━━━ Material to process ━━━

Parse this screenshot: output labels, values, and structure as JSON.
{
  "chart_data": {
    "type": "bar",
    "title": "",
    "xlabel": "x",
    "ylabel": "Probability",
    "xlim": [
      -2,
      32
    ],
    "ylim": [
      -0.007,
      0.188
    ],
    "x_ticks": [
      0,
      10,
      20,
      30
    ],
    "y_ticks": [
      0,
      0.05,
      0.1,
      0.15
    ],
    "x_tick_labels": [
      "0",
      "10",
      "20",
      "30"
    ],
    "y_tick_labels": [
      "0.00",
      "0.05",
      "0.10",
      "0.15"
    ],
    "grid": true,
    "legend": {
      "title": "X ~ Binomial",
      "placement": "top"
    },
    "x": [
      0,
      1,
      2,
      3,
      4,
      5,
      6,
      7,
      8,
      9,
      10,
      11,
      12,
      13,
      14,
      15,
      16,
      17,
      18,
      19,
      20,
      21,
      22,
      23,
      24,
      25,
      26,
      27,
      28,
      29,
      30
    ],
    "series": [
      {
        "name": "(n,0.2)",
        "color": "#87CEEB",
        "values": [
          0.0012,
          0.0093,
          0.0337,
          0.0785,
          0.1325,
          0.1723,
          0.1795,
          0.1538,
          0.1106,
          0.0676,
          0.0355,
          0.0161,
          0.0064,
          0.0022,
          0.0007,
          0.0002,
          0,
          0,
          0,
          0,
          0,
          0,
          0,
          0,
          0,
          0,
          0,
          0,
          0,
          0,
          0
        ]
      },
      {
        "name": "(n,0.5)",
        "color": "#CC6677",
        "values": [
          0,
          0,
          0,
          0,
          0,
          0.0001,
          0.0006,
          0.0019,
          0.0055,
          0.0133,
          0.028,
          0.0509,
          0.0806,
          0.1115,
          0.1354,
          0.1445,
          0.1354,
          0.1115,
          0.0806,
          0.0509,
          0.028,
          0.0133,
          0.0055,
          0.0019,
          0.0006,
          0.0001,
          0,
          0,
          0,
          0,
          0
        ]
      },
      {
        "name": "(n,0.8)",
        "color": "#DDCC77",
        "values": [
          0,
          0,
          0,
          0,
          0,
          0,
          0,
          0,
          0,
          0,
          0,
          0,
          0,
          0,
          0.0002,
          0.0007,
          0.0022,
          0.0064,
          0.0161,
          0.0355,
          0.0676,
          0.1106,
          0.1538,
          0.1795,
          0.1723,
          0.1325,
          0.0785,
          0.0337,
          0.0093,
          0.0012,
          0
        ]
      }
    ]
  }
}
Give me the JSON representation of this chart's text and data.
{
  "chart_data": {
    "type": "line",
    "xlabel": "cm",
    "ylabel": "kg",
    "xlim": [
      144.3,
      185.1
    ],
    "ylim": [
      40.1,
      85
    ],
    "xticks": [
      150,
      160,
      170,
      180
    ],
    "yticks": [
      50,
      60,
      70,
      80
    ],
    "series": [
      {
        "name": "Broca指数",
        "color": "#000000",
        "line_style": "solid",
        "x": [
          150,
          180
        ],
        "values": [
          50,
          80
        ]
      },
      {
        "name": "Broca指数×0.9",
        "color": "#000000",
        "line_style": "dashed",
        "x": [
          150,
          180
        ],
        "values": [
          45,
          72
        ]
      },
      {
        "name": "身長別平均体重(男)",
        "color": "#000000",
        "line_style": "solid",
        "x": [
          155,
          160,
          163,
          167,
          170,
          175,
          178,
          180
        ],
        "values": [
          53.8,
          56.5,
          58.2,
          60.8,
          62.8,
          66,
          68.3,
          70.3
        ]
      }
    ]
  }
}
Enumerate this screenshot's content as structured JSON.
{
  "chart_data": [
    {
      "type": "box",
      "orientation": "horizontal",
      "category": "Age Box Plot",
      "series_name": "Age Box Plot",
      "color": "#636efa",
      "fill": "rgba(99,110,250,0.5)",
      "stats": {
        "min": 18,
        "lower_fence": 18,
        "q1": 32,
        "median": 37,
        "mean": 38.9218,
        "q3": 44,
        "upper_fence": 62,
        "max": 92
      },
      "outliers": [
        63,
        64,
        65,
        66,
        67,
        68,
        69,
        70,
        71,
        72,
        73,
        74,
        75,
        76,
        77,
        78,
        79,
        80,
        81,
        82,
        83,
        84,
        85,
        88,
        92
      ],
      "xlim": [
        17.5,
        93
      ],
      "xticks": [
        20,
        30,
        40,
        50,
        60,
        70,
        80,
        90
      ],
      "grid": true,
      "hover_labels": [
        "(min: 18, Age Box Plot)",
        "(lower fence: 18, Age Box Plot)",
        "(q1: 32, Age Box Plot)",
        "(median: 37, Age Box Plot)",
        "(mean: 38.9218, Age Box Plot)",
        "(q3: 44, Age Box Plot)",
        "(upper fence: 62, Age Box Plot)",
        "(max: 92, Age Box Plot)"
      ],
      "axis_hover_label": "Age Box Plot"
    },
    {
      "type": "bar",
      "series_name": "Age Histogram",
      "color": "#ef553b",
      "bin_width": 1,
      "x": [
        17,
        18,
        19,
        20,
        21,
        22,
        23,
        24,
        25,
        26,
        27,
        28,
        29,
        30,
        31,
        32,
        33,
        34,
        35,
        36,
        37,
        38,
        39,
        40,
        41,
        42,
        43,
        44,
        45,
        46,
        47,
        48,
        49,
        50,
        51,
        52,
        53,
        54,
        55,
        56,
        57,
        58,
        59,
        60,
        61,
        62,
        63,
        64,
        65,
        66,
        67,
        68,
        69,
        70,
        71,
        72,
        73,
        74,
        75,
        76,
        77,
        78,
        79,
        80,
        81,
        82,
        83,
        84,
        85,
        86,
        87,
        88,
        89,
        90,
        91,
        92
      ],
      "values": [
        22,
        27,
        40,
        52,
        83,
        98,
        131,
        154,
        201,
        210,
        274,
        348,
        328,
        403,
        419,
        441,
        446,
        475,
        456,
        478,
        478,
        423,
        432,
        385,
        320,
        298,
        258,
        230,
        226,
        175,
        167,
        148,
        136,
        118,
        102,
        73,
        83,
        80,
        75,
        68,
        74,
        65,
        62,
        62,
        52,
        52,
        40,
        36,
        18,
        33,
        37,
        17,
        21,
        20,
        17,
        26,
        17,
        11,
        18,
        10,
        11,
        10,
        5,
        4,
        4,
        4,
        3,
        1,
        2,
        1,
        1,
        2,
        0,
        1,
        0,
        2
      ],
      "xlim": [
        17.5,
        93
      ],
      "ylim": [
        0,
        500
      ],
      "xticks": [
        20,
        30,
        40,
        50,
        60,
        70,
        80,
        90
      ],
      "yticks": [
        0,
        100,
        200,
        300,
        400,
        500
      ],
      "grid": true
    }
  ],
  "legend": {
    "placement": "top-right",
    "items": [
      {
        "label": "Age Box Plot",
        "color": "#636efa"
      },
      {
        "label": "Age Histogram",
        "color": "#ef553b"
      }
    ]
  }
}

━━━

▶ **What needs to be done**:
Filter the records down to the lines that contain the string "JSON", and copy those lines.

▶ **Solved problem**:
Parse this screenshot: output labels, values, and structure as JSON.
Give me the JSON representation of this chart's text and data.
Enumerate this screenshot's content as structured JSON.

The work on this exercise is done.